* DATASET EXCERPTS *
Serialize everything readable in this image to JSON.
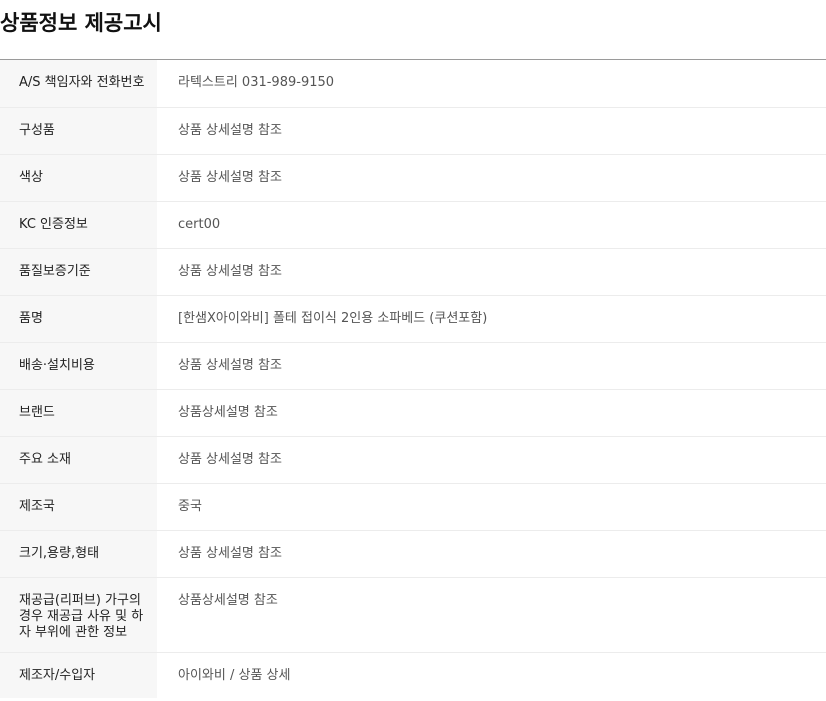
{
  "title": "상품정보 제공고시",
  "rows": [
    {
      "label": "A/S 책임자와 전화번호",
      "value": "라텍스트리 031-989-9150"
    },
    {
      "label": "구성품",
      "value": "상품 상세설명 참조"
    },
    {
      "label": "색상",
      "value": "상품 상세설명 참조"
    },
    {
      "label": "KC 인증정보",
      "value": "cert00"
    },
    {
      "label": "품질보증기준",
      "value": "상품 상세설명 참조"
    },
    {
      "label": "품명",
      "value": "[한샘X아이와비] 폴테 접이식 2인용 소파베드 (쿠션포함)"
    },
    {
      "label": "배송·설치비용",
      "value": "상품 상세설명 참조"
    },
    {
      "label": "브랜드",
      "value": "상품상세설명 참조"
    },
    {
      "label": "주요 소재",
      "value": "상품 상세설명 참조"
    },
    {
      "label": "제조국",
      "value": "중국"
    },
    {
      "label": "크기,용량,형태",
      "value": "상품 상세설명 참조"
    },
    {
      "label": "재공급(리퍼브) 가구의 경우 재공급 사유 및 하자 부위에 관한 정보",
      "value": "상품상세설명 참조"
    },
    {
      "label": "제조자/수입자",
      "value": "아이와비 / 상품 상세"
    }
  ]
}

* PROBLEM TO WORK ON *
Strip the images and reproduce the remaining records precisely.

* FINISHED TASK *
Serialize everything readable in this image to JSON.
{
  "title": "상품정보 제공고시",
  "rows": [
    {
      "label": "A/S 책임자와 전화번호",
      "value": "라텍스트리 031-989-9150"
    },
    {
      "label": "구성품",
      "value": "상품 상세설명 참조"
    },
    {
      "label": "색상",
      "value": "상품 상세설명 참조"
    },
    {
      "label": "KC 인증정보",
      "value": "cert00"
    },
    {
      "label": "품질보증기준",
      "value": "상품 상세설명 참조"
    },
    {
      "label": "품명",
      "value": "[한샘X아이와비] 폴테 접이식 2인용 소파베드 (쿠션포함)"
    },
    {
      "label": "배송·설치비용",
      "value": "상품 상세설명 참조"
    },
    {
      "label": "브랜드",
      "value": "상품상세설명 참조"
    },
    {
      "label": "주요 소재",
      "value": "상품 상세설명 참조"
    },
    {
      "label": "제조국",
      "value": "중국"
    },
    {
      "label": "크기,용량,형태",
      "value": "상품 상세설명 참조"
    },
    {
      "label": "재공급(리퍼브) 가구의 경우 재공급 사유 및 하자 부위에 관한 정보",
      "value": "상품상세설명 참조"
    },
    {
      "label": "제조자/수입자",
      "value": "아이와비 / 상품 상세"
    }
  ]
}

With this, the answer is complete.